*STORED DATA*

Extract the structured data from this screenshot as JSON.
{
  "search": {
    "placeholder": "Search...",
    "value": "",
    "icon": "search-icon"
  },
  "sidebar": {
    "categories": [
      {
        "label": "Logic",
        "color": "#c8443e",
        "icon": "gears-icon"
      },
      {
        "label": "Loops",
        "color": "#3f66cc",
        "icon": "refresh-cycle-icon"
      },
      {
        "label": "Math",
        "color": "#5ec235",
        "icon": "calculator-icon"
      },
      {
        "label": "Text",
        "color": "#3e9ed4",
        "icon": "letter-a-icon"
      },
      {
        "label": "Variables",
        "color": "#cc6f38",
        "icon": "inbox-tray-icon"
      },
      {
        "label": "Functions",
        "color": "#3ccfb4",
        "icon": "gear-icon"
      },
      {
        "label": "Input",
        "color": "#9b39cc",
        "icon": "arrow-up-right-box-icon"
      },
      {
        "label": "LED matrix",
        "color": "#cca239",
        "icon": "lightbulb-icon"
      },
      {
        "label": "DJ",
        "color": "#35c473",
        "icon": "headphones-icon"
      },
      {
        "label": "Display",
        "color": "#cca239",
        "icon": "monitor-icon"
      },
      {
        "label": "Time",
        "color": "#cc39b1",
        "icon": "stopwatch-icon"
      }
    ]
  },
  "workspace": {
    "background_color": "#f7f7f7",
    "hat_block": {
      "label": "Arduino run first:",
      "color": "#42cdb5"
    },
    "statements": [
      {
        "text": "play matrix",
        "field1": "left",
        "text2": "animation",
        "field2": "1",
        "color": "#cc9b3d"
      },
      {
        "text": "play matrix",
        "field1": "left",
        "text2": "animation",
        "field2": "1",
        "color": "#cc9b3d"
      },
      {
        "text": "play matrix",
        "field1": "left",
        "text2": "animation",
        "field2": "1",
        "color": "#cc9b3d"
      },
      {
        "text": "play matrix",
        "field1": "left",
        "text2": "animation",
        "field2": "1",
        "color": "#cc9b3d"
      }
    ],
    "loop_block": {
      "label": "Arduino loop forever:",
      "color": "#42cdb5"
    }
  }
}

*GOAL*
Copy out the full listing exactly.

*WRITTEN SOLUTION*
Extract the structured data from this screenshot as JSON.
{
  "search": {
    "placeholder": "Search...",
    "value": "",
    "icon": "search-icon"
  },
  "sidebar": {
    "categories": [
      {
        "label": "Logic",
        "color": "#c8443e",
        "icon": "gears-icon"
      },
      {
        "label": "Loops",
        "color": "#3f66cc",
        "icon": "refresh-cycle-icon"
      },
      {
        "label": "Math",
        "color": "#5ec235",
        "icon": "calculator-icon"
      },
      {
        "label": "Text",
        "color": "#3e9ed4",
        "icon": "letter-a-icon"
      },
      {
        "label": "Variables",
        "color": "#cc6f38",
        "icon": "inbox-tray-icon"
      },
      {
        "label": "Functions",
        "color": "#3ccfb4",
        "icon": "gear-icon"
      },
      {
        "label": "Input",
        "color": "#9b39cc",
        "icon": "arrow-up-right-box-icon"
      },
      {
        "label": "LED matrix",
        "color": "#cca239",
        "icon": "lightbulb-icon"
      },
      {
        "label": "DJ",
        "color": "#35c473",
        "icon": "headphones-icon"
      },
      {
        "label": "Display",
        "color": "#cca239",
        "icon": "monitor-icon"
      },
      {
        "label": "Time",
        "color": "#cc39b1",
        "icon": "stopwatch-icon"
      }
    ]
  },
  "workspace": {
    "background_color": "#f7f7f7",
    "hat_block": {
      "label": "Arduino run first:",
      "color": "#42cdb5"
    },
    "statements": [
      {
        "text": "play matrix",
        "field1": "left",
        "text2": "animation",
        "field2": "1",
        "color": "#cc9b3d"
      },
      {
        "text": "play matrix",
        "field1": "left",
        "text2": "animation",
        "field2": "1",
        "color": "#cc9b3d"
      },
      {
        "text": "play matrix",
        "field1": "left",
        "text2": "animation",
        "field2": "1",
        "color": "#cc9b3d"
      },
      {
        "text": "play matrix",
        "field1": "left",
        "text2": "animation",
        "field2": "1",
        "color": "#cc9b3d"
      }
    ],
    "loop_block": {
      "label": "Arduino loop forever:",
      "color": "#42cdb5"
    }
  }
}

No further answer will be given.